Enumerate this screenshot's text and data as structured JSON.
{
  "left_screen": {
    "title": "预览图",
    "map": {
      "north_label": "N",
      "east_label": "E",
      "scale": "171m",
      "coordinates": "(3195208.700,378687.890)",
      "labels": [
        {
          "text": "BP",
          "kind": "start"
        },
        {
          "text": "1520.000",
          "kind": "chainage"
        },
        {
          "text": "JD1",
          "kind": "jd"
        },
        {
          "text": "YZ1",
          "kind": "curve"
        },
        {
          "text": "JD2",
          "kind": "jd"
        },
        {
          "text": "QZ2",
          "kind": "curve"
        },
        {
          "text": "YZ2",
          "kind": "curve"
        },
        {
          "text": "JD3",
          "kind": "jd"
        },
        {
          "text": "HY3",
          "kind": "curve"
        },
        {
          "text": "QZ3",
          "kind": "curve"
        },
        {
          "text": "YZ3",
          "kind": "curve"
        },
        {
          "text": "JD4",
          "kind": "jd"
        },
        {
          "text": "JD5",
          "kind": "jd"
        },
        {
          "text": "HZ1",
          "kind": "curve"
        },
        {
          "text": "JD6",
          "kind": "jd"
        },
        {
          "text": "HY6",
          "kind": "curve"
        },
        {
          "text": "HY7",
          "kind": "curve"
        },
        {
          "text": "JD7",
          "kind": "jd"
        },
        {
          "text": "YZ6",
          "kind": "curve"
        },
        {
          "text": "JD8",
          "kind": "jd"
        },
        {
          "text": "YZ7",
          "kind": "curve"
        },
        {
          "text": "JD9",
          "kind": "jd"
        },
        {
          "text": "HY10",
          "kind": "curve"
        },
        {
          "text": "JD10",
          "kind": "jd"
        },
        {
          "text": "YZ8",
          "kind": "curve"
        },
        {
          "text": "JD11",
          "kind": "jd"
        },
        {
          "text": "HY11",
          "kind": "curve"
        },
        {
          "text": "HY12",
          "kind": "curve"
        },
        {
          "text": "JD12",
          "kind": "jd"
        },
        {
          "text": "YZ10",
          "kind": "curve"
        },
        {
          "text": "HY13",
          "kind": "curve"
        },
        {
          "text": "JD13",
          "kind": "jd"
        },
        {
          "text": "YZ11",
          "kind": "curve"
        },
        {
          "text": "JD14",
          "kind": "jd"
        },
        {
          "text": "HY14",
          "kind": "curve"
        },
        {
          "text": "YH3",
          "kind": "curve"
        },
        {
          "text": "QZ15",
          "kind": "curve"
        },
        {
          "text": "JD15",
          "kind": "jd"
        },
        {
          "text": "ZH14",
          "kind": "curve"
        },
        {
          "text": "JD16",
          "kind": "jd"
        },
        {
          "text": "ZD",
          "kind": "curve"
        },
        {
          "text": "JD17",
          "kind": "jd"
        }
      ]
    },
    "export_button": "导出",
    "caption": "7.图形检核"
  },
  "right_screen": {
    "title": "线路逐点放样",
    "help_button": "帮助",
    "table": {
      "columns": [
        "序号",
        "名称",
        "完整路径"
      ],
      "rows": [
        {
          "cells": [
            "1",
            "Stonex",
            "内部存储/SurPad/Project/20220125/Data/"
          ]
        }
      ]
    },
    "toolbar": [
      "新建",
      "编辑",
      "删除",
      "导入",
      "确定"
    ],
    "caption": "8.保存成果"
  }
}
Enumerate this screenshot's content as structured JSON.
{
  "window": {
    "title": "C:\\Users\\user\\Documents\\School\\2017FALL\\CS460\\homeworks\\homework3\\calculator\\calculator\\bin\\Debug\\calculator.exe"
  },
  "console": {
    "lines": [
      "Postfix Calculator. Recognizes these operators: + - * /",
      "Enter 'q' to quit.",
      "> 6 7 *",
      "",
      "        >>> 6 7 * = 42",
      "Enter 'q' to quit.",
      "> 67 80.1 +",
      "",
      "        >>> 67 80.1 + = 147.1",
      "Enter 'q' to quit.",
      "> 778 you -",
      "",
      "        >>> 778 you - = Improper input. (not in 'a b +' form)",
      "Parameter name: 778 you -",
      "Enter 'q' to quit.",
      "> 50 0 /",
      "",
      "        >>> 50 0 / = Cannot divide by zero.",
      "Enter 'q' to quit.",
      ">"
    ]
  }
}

···

** WRITTEN EXERCISE **
Search the entries for the word "this", then list each line that holds it.

** PROBLEM SOLUTION **
Enumerate this screenshot's text and data as structured JSON.
Enumerate this screenshot's content as structured JSON.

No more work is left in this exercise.